→ **STATED GOAL**: Give the number of lines below that contain the word "Cubas", and nothing else.
━━━━━━━━━━━━━━━━━━━━━━━━━━━━━━
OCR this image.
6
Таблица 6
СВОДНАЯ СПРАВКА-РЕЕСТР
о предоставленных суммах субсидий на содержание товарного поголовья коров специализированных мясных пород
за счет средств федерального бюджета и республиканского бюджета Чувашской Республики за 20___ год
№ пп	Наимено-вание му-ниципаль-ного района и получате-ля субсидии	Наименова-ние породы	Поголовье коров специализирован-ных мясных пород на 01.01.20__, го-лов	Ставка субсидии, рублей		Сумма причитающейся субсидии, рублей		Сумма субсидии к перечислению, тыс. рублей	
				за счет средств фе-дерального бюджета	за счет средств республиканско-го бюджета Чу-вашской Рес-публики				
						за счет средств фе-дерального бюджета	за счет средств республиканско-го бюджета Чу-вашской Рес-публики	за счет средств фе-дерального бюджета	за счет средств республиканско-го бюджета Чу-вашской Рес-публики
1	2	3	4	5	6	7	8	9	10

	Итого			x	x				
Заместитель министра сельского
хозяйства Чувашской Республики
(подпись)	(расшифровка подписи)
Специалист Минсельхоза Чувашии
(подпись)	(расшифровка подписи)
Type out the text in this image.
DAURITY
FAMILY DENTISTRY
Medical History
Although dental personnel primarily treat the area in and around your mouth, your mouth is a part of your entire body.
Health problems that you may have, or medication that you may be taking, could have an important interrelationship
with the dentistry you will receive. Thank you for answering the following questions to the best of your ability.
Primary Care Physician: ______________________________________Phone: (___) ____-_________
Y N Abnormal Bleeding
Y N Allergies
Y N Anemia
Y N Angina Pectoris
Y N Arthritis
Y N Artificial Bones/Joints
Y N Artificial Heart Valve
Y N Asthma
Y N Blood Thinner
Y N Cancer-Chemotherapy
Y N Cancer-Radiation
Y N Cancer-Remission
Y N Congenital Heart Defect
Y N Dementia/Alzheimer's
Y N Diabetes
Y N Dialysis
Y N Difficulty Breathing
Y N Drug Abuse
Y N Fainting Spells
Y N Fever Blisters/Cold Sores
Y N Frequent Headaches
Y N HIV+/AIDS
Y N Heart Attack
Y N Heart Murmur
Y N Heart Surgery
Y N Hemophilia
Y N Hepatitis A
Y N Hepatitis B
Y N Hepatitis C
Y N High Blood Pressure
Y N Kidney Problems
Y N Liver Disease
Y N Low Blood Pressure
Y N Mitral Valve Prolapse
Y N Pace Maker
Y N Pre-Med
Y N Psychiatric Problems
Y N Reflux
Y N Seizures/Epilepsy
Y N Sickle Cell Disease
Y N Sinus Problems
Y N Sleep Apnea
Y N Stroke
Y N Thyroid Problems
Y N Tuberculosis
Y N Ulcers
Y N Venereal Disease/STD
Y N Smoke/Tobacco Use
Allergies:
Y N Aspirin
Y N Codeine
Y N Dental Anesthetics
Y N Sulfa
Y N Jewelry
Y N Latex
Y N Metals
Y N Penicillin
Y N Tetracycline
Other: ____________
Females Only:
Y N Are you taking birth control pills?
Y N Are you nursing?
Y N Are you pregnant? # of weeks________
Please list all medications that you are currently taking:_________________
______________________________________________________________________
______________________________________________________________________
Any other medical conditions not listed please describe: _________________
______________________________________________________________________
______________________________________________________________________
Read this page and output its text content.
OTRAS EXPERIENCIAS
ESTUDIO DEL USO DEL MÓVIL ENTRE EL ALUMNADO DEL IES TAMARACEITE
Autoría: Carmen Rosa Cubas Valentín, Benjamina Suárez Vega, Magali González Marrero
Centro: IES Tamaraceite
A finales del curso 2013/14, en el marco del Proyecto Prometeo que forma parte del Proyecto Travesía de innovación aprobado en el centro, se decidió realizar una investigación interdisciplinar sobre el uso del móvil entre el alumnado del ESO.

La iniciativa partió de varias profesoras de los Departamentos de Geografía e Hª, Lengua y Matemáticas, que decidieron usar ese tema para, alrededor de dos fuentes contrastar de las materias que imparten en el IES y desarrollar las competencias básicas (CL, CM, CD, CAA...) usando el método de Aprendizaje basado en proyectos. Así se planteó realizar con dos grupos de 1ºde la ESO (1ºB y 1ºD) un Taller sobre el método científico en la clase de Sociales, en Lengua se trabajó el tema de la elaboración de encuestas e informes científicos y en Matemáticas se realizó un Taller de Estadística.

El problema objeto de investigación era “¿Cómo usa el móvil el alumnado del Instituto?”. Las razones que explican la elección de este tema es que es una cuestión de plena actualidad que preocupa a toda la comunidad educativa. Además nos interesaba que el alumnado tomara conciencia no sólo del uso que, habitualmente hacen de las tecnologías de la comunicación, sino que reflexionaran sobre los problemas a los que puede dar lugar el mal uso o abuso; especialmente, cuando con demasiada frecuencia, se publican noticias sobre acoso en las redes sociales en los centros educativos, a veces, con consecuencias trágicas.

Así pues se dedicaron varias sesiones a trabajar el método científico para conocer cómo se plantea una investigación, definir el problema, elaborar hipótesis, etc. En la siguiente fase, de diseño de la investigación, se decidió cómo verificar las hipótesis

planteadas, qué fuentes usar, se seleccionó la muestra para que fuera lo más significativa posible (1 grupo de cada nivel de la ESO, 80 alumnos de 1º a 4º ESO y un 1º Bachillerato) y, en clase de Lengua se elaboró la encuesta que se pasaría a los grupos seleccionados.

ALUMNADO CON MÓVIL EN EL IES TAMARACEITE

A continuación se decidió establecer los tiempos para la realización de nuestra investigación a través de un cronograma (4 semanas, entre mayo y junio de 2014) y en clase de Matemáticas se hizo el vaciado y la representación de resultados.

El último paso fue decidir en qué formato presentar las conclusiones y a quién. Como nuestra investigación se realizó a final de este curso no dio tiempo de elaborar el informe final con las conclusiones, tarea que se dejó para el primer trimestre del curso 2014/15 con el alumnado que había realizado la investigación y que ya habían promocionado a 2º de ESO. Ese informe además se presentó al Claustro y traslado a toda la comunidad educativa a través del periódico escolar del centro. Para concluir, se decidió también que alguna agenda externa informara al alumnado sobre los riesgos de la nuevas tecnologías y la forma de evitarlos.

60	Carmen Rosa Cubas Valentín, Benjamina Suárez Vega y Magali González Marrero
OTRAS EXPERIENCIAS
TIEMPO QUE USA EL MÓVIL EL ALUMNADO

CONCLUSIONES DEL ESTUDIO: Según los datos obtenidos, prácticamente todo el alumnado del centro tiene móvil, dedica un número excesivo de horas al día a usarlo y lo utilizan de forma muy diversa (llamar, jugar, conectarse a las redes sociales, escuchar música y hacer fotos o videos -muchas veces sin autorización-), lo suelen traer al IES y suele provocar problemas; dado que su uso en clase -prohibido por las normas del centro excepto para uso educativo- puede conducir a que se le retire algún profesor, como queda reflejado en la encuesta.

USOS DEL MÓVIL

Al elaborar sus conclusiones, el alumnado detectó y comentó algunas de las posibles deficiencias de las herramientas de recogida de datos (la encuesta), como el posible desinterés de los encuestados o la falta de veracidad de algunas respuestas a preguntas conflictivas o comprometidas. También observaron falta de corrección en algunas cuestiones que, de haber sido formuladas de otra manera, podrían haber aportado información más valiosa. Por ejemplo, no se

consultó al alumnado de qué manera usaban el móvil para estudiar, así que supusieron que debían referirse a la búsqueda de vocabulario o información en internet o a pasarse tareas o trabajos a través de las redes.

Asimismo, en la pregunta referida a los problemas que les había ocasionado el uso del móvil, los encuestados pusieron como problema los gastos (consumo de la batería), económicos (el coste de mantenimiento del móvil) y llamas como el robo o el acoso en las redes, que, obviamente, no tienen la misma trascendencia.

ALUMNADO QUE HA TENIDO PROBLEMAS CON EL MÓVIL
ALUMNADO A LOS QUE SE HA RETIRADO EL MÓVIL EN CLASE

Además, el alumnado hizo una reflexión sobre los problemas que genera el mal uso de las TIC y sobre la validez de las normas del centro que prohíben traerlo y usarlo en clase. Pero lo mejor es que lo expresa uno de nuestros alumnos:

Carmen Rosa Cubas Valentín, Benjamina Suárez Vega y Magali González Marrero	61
━━━━━━━━━━━━━━━━━━━━━━━━━━━━━━
→ **REPLY TO THE TASK**: 3